• _Goal of the exercise_
Each line of the data below that carries the word "vorhandene" needs to be copied.

[Page transcription dataset items]
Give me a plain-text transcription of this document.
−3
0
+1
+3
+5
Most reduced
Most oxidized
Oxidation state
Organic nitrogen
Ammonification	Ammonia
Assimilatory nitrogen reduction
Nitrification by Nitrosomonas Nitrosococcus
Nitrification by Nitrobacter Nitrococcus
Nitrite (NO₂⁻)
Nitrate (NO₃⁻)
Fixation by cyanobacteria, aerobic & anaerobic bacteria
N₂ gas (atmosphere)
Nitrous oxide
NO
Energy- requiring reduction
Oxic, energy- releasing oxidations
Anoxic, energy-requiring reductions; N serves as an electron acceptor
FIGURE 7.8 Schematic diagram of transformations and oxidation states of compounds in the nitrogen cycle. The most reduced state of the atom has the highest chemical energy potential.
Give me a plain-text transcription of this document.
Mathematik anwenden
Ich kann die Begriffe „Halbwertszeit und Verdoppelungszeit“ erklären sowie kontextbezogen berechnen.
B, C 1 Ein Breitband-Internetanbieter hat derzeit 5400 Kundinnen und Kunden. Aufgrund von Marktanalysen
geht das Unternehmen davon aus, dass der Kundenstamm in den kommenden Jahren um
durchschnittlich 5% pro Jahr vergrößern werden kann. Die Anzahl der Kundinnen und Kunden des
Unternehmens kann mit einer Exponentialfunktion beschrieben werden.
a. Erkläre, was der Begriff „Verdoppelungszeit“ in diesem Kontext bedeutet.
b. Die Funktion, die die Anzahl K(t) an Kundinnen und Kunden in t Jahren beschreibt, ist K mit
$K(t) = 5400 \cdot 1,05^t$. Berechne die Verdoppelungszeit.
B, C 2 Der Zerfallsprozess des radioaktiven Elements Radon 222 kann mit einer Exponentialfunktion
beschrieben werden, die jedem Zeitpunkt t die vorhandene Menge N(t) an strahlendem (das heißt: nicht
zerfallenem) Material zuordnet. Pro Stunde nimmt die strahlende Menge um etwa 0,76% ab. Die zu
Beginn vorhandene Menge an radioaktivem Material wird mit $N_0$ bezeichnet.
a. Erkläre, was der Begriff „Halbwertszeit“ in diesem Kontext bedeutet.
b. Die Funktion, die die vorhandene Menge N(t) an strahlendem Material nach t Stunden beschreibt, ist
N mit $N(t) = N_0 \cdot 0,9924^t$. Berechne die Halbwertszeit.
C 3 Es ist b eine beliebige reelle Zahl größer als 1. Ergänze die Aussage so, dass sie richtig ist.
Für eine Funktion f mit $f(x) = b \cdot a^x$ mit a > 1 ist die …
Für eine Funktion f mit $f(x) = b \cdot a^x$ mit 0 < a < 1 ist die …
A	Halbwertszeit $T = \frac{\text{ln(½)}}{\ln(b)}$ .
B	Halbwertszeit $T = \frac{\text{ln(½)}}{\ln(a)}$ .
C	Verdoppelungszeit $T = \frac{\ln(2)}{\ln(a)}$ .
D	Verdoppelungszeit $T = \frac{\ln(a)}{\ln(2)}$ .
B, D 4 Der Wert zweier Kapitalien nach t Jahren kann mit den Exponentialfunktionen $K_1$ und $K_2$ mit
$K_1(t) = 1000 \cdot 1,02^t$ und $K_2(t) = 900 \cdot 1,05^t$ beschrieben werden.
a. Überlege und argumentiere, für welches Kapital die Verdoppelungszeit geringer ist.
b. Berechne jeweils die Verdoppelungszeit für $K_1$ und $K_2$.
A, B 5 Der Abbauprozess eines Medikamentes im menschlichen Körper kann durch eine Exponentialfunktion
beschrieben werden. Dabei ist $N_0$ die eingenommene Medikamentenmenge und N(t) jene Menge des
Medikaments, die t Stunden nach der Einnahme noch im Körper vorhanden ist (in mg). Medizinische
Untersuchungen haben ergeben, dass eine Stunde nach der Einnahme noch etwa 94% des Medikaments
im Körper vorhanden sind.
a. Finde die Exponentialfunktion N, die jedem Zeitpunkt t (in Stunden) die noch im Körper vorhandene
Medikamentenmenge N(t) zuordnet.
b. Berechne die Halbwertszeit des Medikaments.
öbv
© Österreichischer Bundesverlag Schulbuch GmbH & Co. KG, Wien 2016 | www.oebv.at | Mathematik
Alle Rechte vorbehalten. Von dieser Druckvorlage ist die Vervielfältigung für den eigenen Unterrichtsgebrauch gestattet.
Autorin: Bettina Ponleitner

• _Exercise solution_
beschrieben werden, die jedem Zeitpunkt t die vorhandene Menge N(t) an strahlendem (das heißt: nicht
Beginn vorhandene Menge an radioaktivem Material wird mit $N_0$ bezeichnet.
b. Die Funktion, die die vorhandene Menge N(t) an strahlendem Material nach t Stunden beschreibt, ist
a. Finde die Exponentialfunktion N, die jedem Zeitpunkt t (in Stunden) die noch im Körper vorhandene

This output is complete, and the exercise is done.